Information provided =
'''

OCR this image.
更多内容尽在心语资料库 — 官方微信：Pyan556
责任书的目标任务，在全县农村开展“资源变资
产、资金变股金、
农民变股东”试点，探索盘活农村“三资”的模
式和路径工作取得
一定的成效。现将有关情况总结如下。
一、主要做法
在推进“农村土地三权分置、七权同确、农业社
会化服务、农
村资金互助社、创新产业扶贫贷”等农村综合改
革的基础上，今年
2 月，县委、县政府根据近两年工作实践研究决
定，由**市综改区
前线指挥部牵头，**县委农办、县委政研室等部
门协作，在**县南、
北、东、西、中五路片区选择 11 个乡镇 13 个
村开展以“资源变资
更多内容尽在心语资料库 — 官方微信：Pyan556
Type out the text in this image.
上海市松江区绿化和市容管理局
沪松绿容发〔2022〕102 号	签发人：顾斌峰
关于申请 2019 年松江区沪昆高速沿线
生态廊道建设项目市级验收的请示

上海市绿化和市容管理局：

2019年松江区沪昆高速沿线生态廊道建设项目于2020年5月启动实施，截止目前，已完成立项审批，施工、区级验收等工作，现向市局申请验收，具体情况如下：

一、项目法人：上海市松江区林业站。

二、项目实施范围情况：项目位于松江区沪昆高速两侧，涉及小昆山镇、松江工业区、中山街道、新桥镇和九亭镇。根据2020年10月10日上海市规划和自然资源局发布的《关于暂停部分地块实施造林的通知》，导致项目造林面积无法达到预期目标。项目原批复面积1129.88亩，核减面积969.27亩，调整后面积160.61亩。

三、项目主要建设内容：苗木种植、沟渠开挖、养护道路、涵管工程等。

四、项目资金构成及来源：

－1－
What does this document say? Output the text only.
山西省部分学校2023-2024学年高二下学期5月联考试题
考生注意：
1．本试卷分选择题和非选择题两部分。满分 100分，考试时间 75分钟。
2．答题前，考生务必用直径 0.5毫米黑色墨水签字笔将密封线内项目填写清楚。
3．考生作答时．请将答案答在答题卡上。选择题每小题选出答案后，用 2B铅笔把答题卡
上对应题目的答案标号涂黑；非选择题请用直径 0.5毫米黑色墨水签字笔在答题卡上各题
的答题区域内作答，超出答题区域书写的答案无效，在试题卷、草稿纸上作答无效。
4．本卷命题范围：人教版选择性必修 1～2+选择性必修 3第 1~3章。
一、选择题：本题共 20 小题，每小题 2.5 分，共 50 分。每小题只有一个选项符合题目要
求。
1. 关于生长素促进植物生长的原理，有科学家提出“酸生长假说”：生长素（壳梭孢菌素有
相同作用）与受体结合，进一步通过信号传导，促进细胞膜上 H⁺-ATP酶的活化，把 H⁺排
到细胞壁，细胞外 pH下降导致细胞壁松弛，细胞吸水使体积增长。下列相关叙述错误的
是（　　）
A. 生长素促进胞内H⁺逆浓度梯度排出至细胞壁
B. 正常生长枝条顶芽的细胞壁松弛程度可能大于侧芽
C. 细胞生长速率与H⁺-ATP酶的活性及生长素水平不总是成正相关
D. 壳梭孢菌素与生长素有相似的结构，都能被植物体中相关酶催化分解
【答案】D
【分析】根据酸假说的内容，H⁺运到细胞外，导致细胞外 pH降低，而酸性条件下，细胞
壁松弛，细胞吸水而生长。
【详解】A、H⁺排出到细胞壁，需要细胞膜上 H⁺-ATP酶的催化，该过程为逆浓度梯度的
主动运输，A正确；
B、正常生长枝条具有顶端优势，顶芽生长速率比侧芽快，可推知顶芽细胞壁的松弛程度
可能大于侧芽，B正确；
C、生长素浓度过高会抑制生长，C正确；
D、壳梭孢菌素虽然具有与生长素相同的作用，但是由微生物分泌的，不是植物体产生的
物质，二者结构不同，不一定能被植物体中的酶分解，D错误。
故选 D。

'''

Brief =
Pull out every line of the entries that includes the word "this".

Answer to the problem =
OCR this image.
Type out the text in this image.
What does this document say? Output the text only.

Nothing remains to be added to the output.